* _Goal_: Repeat the entire listing exactly as written.

* _Data shown_:
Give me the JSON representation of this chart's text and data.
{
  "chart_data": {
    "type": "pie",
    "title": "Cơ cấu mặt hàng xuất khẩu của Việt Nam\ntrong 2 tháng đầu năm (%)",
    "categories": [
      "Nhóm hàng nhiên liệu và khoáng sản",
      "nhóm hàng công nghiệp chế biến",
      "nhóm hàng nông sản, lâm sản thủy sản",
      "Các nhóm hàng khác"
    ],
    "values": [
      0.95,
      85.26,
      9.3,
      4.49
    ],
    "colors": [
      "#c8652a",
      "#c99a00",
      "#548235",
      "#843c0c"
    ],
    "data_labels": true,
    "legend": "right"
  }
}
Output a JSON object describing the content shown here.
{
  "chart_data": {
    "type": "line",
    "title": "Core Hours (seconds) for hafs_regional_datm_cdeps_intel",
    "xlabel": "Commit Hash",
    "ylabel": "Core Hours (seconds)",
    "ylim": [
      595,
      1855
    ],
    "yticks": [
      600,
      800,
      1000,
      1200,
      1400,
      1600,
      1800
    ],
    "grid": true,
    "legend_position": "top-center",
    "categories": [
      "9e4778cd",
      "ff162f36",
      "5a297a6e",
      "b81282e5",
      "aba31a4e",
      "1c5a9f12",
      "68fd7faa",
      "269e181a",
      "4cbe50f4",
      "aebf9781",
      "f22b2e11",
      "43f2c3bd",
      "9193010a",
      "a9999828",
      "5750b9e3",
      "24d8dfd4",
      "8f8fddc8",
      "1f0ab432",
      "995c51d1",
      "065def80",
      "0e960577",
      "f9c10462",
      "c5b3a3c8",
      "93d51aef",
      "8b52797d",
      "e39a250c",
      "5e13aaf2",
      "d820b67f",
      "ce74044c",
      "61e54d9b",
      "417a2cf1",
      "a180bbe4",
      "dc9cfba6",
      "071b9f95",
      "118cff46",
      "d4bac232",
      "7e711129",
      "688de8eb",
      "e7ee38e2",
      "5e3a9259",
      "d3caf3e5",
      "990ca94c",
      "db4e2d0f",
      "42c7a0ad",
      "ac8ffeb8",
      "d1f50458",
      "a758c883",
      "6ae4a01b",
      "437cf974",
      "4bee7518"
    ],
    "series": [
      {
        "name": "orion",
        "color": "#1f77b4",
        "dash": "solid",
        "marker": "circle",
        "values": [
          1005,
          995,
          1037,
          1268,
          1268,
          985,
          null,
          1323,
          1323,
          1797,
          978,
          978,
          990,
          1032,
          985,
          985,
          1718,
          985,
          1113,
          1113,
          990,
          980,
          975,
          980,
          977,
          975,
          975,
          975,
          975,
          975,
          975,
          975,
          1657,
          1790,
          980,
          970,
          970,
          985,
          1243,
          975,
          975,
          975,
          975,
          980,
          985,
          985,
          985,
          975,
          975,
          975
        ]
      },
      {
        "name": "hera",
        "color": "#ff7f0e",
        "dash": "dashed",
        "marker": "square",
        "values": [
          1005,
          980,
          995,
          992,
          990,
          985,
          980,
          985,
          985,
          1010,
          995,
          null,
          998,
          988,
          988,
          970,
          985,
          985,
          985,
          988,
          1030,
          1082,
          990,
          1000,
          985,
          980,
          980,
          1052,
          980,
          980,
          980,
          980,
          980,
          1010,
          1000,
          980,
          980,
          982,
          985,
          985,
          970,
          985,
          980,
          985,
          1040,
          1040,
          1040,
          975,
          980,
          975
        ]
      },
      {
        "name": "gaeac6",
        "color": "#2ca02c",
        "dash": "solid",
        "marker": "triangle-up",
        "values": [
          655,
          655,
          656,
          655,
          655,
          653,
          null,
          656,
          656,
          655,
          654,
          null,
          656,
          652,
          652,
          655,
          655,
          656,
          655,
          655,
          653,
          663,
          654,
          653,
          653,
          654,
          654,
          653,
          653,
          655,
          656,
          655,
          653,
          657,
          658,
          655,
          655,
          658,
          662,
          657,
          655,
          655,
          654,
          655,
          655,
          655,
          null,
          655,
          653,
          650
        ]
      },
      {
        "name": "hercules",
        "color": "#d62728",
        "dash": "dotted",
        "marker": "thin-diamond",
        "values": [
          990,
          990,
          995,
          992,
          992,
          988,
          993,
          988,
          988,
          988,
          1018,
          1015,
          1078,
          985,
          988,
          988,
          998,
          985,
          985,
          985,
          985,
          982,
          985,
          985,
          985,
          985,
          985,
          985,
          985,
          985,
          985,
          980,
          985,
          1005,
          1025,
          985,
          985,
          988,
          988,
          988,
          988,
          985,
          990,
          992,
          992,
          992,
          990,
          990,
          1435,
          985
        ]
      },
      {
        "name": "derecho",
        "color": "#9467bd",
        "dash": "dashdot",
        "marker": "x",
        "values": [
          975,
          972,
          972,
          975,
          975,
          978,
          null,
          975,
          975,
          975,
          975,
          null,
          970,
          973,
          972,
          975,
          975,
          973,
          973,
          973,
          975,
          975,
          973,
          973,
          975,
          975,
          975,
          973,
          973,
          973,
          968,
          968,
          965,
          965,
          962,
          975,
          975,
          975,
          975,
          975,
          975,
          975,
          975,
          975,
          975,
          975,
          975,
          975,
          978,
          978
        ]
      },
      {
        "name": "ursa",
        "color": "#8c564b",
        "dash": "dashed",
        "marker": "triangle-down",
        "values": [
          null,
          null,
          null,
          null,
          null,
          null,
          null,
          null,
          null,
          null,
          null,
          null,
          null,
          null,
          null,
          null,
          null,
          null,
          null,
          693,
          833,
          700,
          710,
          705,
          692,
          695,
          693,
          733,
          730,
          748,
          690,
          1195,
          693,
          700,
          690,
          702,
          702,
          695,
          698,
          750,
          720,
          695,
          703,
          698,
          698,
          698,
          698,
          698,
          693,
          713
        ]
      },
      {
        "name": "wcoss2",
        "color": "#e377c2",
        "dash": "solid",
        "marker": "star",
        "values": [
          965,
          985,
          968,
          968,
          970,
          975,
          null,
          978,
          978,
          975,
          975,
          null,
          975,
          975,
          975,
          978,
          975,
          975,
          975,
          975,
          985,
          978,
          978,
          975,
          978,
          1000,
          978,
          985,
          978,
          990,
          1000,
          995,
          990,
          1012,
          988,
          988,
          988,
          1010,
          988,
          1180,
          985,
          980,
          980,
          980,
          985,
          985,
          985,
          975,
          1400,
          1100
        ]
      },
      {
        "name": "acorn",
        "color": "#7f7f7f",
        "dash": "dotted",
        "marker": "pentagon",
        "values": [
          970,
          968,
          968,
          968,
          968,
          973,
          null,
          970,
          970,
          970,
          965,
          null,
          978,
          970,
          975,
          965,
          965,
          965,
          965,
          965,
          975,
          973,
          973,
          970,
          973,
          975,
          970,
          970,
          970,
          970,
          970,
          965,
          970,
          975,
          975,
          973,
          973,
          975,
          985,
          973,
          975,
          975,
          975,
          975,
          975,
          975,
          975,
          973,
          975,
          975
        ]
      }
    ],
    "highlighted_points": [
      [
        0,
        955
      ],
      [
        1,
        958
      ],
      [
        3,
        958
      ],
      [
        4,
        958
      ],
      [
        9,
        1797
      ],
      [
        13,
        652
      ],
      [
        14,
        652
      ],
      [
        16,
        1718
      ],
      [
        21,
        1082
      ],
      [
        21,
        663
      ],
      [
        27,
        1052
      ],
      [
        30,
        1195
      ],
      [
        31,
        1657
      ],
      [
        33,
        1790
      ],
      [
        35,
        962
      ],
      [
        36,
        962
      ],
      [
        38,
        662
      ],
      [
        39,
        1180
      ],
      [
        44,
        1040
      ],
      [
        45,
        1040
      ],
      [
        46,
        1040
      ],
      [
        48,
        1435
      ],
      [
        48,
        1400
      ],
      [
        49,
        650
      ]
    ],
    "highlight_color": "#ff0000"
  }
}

* _Exercise answer_:
Give me the JSON representation of this chart's text and data.
{
  "chart_data": {
    "type": "pie",
    "title": "Cơ cấu mặt hàng xuất khẩu của Việt Nam\ntrong 2 tháng đầu năm (%)",
    "categories": [
      "Nhóm hàng nhiên liệu và khoáng sản",
      "nhóm hàng công nghiệp chế biến",
      "nhóm hàng nông sản, lâm sản thủy sản",
      "Các nhóm hàng khác"
    ],
    "values": [
      0.95,
      85.26,
      9.3,
      4.49
    ],
    "colors": [
      "#c8652a",
      "#c99a00",
      "#548235",
      "#843c0c"
    ],
    "data_labels": true,
    "legend": "right"
  }
}
Output a JSON object describing the content shown here.
{
  "chart_data": {
    "type": "line",
    "title": "Core Hours (seconds) for hafs_regional_datm_cdeps_intel",
    "xlabel": "Commit Hash",
    "ylabel": "Core Hours (seconds)",
    "ylim": [
      595,
      1855
    ],
    "yticks": [
      600,
      800,
      1000,
      1200,
      1400,
      1600,
      1800
    ],
    "grid": true,
    "legend_position": "top-center",
    "categories": [
      "9e4778cd",
      "ff162f36",
      "5a297a6e",
      "b81282e5",
      "aba31a4e",
      "1c5a9f12",
      "68fd7faa",
      "269e181a",
      "4cbe50f4",
      "aebf9781",
      "f22b2e11",
      "43f2c3bd",
      "9193010a",
      "a9999828",
      "5750b9e3",
      "24d8dfd4",
      "8f8fddc8",
      "1f0ab432",
      "995c51d1",
      "065def80",
      "0e960577",
      "f9c10462",
      "c5b3a3c8",
      "93d51aef",
      "8b52797d",
      "e39a250c",
      "5e13aaf2",
      "d820b67f",
      "ce74044c",
      "61e54d9b",
      "417a2cf1",
      "a180bbe4",
      "dc9cfba6",
      "071b9f95",
      "118cff46",
      "d4bac232",
      "7e711129",
      "688de8eb",
      "e7ee38e2",
      "5e3a9259",
      "d3caf3e5",
      "990ca94c",
      "db4e2d0f",
      "42c7a0ad",
      "ac8ffeb8",
      "d1f50458",
      "a758c883",
      "6ae4a01b",
      "437cf974",
      "4bee7518"
    ],
    "series": [
      {
        "name": "orion",
        "color": "#1f77b4",
        "dash": "solid",
        "marker": "circle",
        "values": [
          1005,
          995,
          1037,
          1268,
          1268,
          985,
          null,
          1323,
          1323,
          1797,
          978,
          978,
          990,
          1032,
          985,
          985,
          1718,
          985,
          1113,
          1113,
          990,
          980,
          975,
          980,
          977,
          975,
          975,
          975,
          975,
          975,
          975,
          975,
          1657,
          1790,
          980,
          970,
          970,
          985,
          1243,
          975,
          975,
          975,
          975,
          980,
          985,
          985,
          985,
          975,
          975,
          975
        ]
      },
      {
        "name": "hera",
        "color": "#ff7f0e",
        "dash": "dashed",
        "marker": "square",
        "values": [
          1005,
          980,
          995,
          992,
          990,
          985,
          980,
          985,
          985,
          1010,
          995,
          null,
          998,
          988,
          988,
          970,
          985,
          985,
          985,
          988,
          1030,
          1082,
          990,
          1000,
          985,
          980,
          980,
          1052,
          980,
          980,
          980,
          980,
          980,
          1010,
          1000,
          980,
          980,
          982,
          985,
          985,
          970,
          985,
          980,
          985,
          1040,
          1040,
          1040,
          975,
          980,
          975
        ]
      },
      {
        "name": "gaeac6",
        "color": "#2ca02c",
        "dash": "solid",
        "marker": "triangle-up",
        "values": [
          655,
          655,
          656,
          655,
          655,
          653,
          null,
          656,
          656,
          655,
          654,
          null,
          656,
          652,
          652,
          655,
          655,
          656,
          655,
          655,
          653,
          663,
          654,
          653,
          653,
          654,
          654,
          653,
          653,
          655,
          656,
          655,
          653,
          657,
          658,
          655,
          655,
          658,
          662,
          657,
          655,
          655,
          654,
          655,
          655,
          655,
          null,
          655,
          653,
          650
        ]
      },
      {
        "name": "hercules",
        "color": "#d62728",
        "dash": "dotted",
        "marker": "thin-diamond",
        "values": [
          990,
          990,
          995,
          992,
          992,
          988,
          993,
          988,
          988,
          988,
          1018,
          1015,
          1078,
          985,
          988,
          988,
          998,
          985,
          985,
          985,
          985,
          982,
          985,
          985,
          985,
          985,
          985,
          985,
          985,
          985,
          985,
          980,
          985,
          1005,
          1025,
          985,
          985,
          988,
          988,
          988,
          988,
          985,
          990,
          992,
          992,
          992,
          990,
          990,
          1435,
          985
        ]
      },
      {
        "name": "derecho",
        "color": "#9467bd",
        "dash": "dashdot",
        "marker": "x",
        "values": [
          975,
          972,
          972,
          975,
          975,
          978,
          null,
          975,
          975,
          975,
          975,
          null,
          970,
          973,
          972,
          975,
          975,
          973,
          973,
          973,
          975,
          975,
          973,
          973,
          975,
          975,
          975,
          973,
          973,
          973,
          968,
          968,
          965,
          965,
          962,
          975,
          975,
          975,
          975,
          975,
          975,
          975,
          975,
          975,
          975,
          975,
          975,
          975,
          978,
          978
        ]
      },
      {
        "name": "ursa",
        "color": "#8c564b",
        "dash": "dashed",
        "marker": "triangle-down",
        "values": [
          null,
          null,
          null,
          null,
          null,
          null,
          null,
          null,
          null,
          null,
          null,
          null,
          null,
          null,
          null,
          null,
          null,
          null,
          null,
          693,
          833,
          700,
          710,
          705,
          692,
          695,
          693,
          733,
          730,
          748,
          690,
          1195,
          693,
          700,
          690,
          702,
          702,
          695,
          698,
          750,
          720,
          695,
          703,
          698,
          698,
          698,
          698,
          698,
          693,
          713
        ]
      },
      {
        "name": "wcoss2",
        "color": "#e377c2",
        "dash": "solid",
        "marker": "star",
        "values": [
          965,
          985,
          968,
          968,
          970,
          975,
          null,
          978,
          978,
          975,
          975,
          null,
          975,
          975,
          975,
          978,
          975,
          975,
          975,
          975,
          985,
          978,
          978,
          975,
          978,
          1000,
          978,
          985,
          978,
          990,
          1000,
          995,
          990,
          1012,
          988,
          988,
          988,
          1010,
          988,
          1180,
          985,
          980,
          980,
          980,
          985,
          985,
          985,
          975,
          1400,
          1100
        ]
      },
      {
        "name": "acorn",
        "color": "#7f7f7f",
        "dash": "dotted",
        "marker": "pentagon",
        "values": [
          970,
          968,
          968,
          968,
          968,
          973,
          null,
          970,
          970,
          970,
          965,
          null,
          978,
          970,
          975,
          965,
          965,
          965,
          965,
          965,
          975,
          973,
          973,
          970,
          973,
          975,
          970,
          970,
          970,
          970,
          970,
          965,
          970,
          975,
          975,
          973,
          973,
          975,
          985,
          973,
          975,
          975,
          975,
          975,
          975,
          975,
          975,
          973,
          975,
          975
        ]
      }
    ],
    "highlighted_points": [
      [
        0,
        955
      ],
      [
        1,
        958
      ],
      [
        3,
        958
      ],
      [
        4,
        958
      ],
      [
        9,
        1797
      ],
      [
        13,
        652
      ],
      [
        14,
        652
      ],
      [
        16,
        1718
      ],
      [
        21,
        1082
      ],
      [
        21,
        663
      ],
      [
        27,
        1052
      ],
      [
        30,
        1195
      ],
      [
        31,
        1657
      ],
      [
        33,
        1790
      ],
      [
        35,
        962
      ],
      [
        36,
        962
      ],
      [
        38,
        662
      ],
      [
        39,
        1180
      ],
      [
        44,
        1040
      ],
      [
        45,
        1040
      ],
      [
        46,
        1040
      ],
      [
        48,
        1435
      ],
      [
        48,
        1400
      ],
      [
        49,
        650
      ]
    ],
    "highlight_color": "#ff0000"
  }
}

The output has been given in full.